• REQUEST
Answer with a single number: how many lines in the listing below include "ylabel"?

• ENTRIES PROVIDED
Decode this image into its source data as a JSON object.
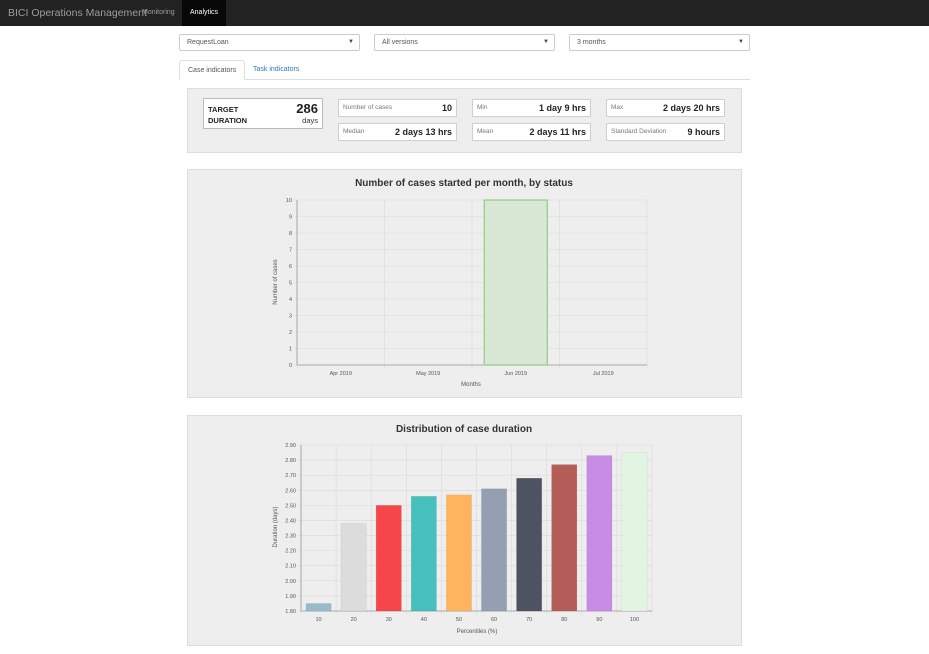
{
  "navbar": {
    "brand": "BICI Operations Management",
    "tabs": [
      {
        "label": "Monitoring",
        "active": false
      },
      {
        "label": "Analytics",
        "active": true
      }
    ]
  },
  "filters": {
    "process": "RequestLoan",
    "version": "All versions",
    "period": "3 months"
  },
  "content_tabs": [
    {
      "label": "Case indicators",
      "active": true
    },
    {
      "label": "Task indicators",
      "active": false
    }
  ],
  "target": {
    "label": "TARGET DURATION",
    "value": "286",
    "unit": "days"
  },
  "kpis": [
    {
      "label": "Number of cases",
      "value": "10"
    },
    {
      "label": "Min",
      "value": "1 day 9 hrs"
    },
    {
      "label": "Max",
      "value": "2 days 20 hrs"
    },
    {
      "label": "Median",
      "value": "2 days 13 hrs"
    },
    {
      "label": "Mean",
      "value": "2 days 11 hrs"
    },
    {
      "label": "Standard Deviation",
      "value": "9 hours"
    }
  ],
  "chart_data": [
    {
      "type": "bar",
      "title": "Number of cases started per month, by status",
      "xlabel": "Months",
      "ylabel": "Number of cases",
      "categories": [
        "Apr 2019",
        "May 2019",
        "Jun 2019",
        "Jul 2019"
      ],
      "values": [
        0,
        0,
        10,
        0
      ],
      "ylim": [
        0,
        10
      ],
      "yticks": [
        0,
        1,
        2,
        3,
        4,
        5,
        6,
        7,
        8,
        9,
        10
      ],
      "grid": true,
      "bar_color": "#d8e8d4",
      "bar_border": "#8fcc85"
    },
    {
      "type": "bar",
      "title": "Distribution of case duration",
      "xlabel": "Percentiles (%)",
      "ylabel": "Duration (days)",
      "categories": [
        "10",
        "20",
        "30",
        "40",
        "50",
        "60",
        "70",
        "80",
        "90",
        "100"
      ],
      "values": [
        1.85,
        2.38,
        2.5,
        2.56,
        2.57,
        2.61,
        2.68,
        2.77,
        2.83,
        2.85
      ],
      "ylim": [
        1.8,
        2.9
      ],
      "yticks": [
        "1.80",
        "1.90",
        "2.00",
        "2.10",
        "2.20",
        "2.30",
        "2.40",
        "2.50",
        "2.60",
        "2.70",
        "2.80",
        "2.90"
      ],
      "grid": true,
      "colors": [
        "#97bbcd",
        "#dcdcdc",
        "#f7464a",
        "#46bfbd",
        "#fdb45c",
        "#949fb1",
        "#4d5360",
        "#b55d59",
        "#c78ce6",
        "#e2f5e2"
      ]
    }
  ]
}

• TASK SOLUTION
2